Vonis Kontroversial Sengketa Mandiodo: Warga Dipenjara di Atas Tanah Sendiri, Hakim Terancam Dilaporkan ke Komisi Yudisial

KONAWE, rubriksatu.com Putusan yang dijatuhkan Pengadilan Negeri Unaaha terhadap tiga warga pemilik lahan di Desa Mandiodo, Kecamatan Molawe, Konawe Utara, menjadi babak baru dalam konflik panjang antara rakyat kecil dan korporasi tambang.

Kamis, 22 Mei 2025, tiga warga dijebloskan ke penjara dalam kasus yang sarat kontroversi hukum, memicu tangis histeris di ruang sidang dan kemarahan keluarga korban ketidakadilan.

Warga yang dituduh melakukan pemalangan jalan yang ternyata berada di atas tanah mereka sendiri divonis pidana penjara atas dakwaan alternatif Pasal 192 KUHP Jo Pasal 55 ayat (1) ke-1 KUHP Jo Pasal 64 ayat (1) KUHP, padahal dakwaan utama JPU soal pemerasan gagal dibuktikan.

Majelis hakim menjatuhkan vonis berbeda, Sahrir empat tahun penjara, Restu Alqadri Hidayat tiga tahun penjara, dan Basmanto enam tahun penjara.

Vonis ini menuai kritik tajam dari berbagai pihak. Kuasa hukum menuding hakim berat sebelah karena mengabaikan fakta bahwa jalan yang dipalang para terdakwa adalah lahan milik pribadi yang dibuktikan dengan surat alas hak yang sah.

▶ SASARAN TUGAS 1:
Tulis ulang bagian teks sumber mulai dari "Kamis, 22 Mei" sampai dengan "keluarga korban ketidakadilan.", dengan mengganti "ruang sidang" menjadi "gedung pengadilan".
▶ SASARAN TUGAS 2:
Jawablah pertanyaan berikut berdasarkan teks sumber.
(a) Pengadilan mana yang menjatuhkan putusan terhadap tiga warga Desa Mandiodo?
(b) Berapa lama hukuman penjara yang dijatuhkan kepada Basmanto?
(c) Dakwaan utama JPU tentang apa yang gagal dibuktikan?

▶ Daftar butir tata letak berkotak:

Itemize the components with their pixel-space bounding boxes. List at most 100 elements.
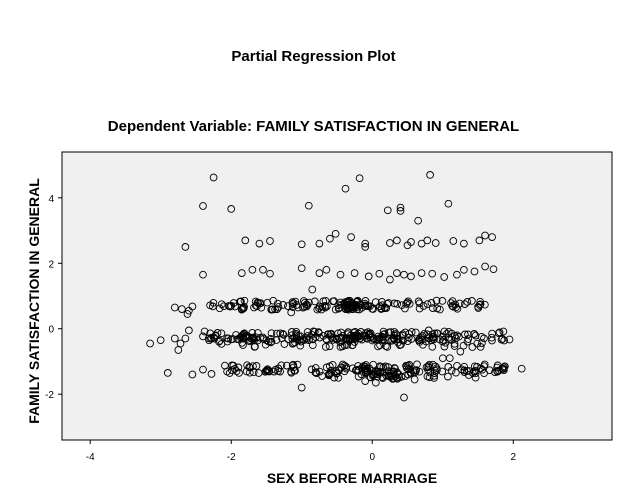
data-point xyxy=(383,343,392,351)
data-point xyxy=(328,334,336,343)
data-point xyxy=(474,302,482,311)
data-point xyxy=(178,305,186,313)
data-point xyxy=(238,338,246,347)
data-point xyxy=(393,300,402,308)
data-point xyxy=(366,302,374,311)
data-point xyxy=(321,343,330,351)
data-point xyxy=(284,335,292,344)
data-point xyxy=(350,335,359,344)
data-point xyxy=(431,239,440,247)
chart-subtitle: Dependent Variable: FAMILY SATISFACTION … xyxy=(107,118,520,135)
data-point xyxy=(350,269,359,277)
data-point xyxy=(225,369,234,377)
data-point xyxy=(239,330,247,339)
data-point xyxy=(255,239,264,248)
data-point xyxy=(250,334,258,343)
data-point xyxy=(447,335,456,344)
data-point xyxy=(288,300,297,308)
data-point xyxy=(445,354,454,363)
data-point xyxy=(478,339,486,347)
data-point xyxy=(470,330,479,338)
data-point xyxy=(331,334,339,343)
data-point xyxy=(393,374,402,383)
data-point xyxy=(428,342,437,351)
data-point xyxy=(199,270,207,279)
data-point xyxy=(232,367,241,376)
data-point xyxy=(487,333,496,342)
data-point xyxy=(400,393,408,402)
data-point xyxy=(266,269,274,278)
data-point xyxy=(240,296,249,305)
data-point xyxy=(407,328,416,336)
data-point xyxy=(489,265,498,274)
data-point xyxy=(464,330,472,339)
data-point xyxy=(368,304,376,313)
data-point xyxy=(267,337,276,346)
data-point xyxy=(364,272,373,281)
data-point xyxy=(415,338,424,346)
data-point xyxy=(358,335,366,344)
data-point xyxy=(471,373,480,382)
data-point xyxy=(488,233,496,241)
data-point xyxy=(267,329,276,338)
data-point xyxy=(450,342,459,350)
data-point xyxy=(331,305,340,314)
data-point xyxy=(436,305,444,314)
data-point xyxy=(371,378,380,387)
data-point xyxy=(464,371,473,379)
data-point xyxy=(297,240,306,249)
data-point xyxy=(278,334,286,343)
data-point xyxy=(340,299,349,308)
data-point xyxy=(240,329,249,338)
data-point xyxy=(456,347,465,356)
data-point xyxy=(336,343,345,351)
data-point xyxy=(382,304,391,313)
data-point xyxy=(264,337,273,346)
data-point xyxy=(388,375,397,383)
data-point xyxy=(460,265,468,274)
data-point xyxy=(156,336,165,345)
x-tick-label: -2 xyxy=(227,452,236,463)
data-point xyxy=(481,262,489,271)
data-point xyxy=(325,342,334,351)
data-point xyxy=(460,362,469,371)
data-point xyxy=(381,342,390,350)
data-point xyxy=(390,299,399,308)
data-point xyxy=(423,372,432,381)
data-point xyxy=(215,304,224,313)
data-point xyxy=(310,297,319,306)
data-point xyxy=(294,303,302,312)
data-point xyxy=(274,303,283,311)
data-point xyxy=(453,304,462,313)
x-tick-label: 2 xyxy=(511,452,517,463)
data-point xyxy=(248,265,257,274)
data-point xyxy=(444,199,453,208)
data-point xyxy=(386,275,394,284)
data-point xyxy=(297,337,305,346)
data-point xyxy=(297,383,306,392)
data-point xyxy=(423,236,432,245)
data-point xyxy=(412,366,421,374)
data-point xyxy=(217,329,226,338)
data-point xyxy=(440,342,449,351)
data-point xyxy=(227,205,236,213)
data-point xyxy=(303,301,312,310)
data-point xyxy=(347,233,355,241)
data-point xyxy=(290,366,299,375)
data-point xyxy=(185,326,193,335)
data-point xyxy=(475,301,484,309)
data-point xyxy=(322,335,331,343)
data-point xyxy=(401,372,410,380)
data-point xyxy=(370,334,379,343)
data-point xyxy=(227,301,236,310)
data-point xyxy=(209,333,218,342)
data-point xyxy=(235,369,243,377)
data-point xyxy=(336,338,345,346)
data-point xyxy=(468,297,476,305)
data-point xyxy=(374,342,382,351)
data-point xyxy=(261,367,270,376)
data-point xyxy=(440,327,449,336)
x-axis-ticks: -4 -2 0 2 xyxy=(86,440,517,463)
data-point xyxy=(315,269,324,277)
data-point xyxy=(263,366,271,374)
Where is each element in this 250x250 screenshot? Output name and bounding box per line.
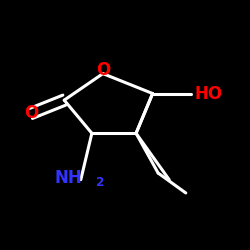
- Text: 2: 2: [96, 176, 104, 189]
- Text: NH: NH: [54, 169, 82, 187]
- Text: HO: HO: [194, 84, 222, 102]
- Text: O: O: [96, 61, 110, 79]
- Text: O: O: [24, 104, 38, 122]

▶ PENYELESAIAN 1:
Kamis, 22 Mei 2025, tiga warga dijebloskan ke penjara dalam kasus yang sarat kontroversi hukum, memicu tangis histeris di gedung pengadilan dan kemarahan keluarga korban ketidakadilan.

▶ PENYELESAIAN 2:
(a) Pengadilan Negeri Unaaha.
(b) Enam tahun penjara.
(c) Pemerasan.